#### SOURCE
View Full Version : spinnakers or not

11-29-2022, 07:09 AM
Hi Folks,
I would like to hear about the experiences, relative to performance, of folks who have raced single-handed without spinnakers. For Me, the SHTP comes under the bucket list category. My goal is to finish in under 21 days. I would appreciate hearing the experiences of those who have done it, if any, and if they have made it in the 21 day time limit.
my boat is a steel Bruce Roberts 38 Spray derivative? Its heavy, and I expect a rating in excess of 200. I suspect line honors are out. In fact I would not be entering this race, in this boat, if the SHTP had a history of a significant amount of beating. The J measurement is 20 feet to the end of the six foot bowsprit, and the I measurement is about 51 feet. The gaff Rig mainsail is about 670 square feet . I have two large genoa's. A full size spinnaker would be huge. The plan is to pole out both genoa's, and experiment with the main and mizzen staysail on boat spped effect.
So, can I finish in time. The closest similarly styled boat boat that I recognize as a past entrant is the Westsail 32: Tey have finished in 16-18 days. I dont know if any of them sailed with spinnakers?

11-29-2022, 10:17 AM
A pair or large headsails poled out are nearly as fast as a spinnaker without the fuss. If you have extra budget for more sails I would get a nice set of "Twins" built over a full sized spinnaker.

#### THINGS TO DO
- a) In the forum thread on racing without spinnakers, how many days did Westsail 32 entrants take to finish?
- b) List every length or area the forum thread gives for the first poster's boat and its rig.
- c) Write the next post in the forum thread on racing without spinnakers.

#### INFORMATION PROVIDED
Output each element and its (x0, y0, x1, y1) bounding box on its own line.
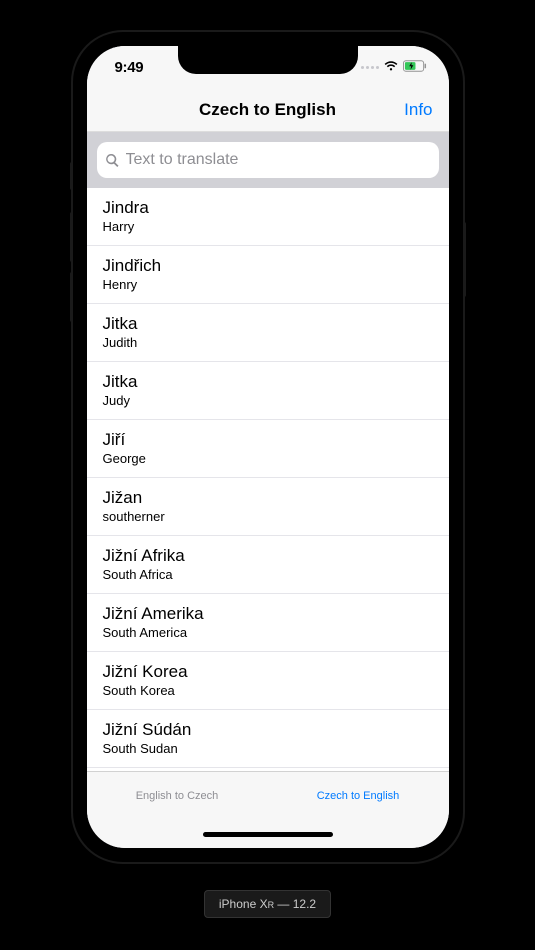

#### ANSWERS PER TASK
- a) They finished in 16 to 18 days.

- b)
- J measurement: 20 feet, to the end of the bowsprit
- Bowsprit: six feet
- I measurement: about 51 feet
- Gaff rig mainsail: about 670 square feet

- c)
11-29-2022, 06:54 PM
I got the same question for myself… I am hesitant to predict any SHTP finish based on PHRF as compared with the Westsail 32s because those Westsail 32s in the SHTP are really good sailors… Look up the history and you will find a Westsail 32 beating many "faster" boats when sailed really well (and beating them by a lot). I do have a spreadsheet for past SHTP results and I will post that when I get past 2012 (which is where the easy to scrape results stop). So far looks like it tops out at 20 days (excluding the FADs).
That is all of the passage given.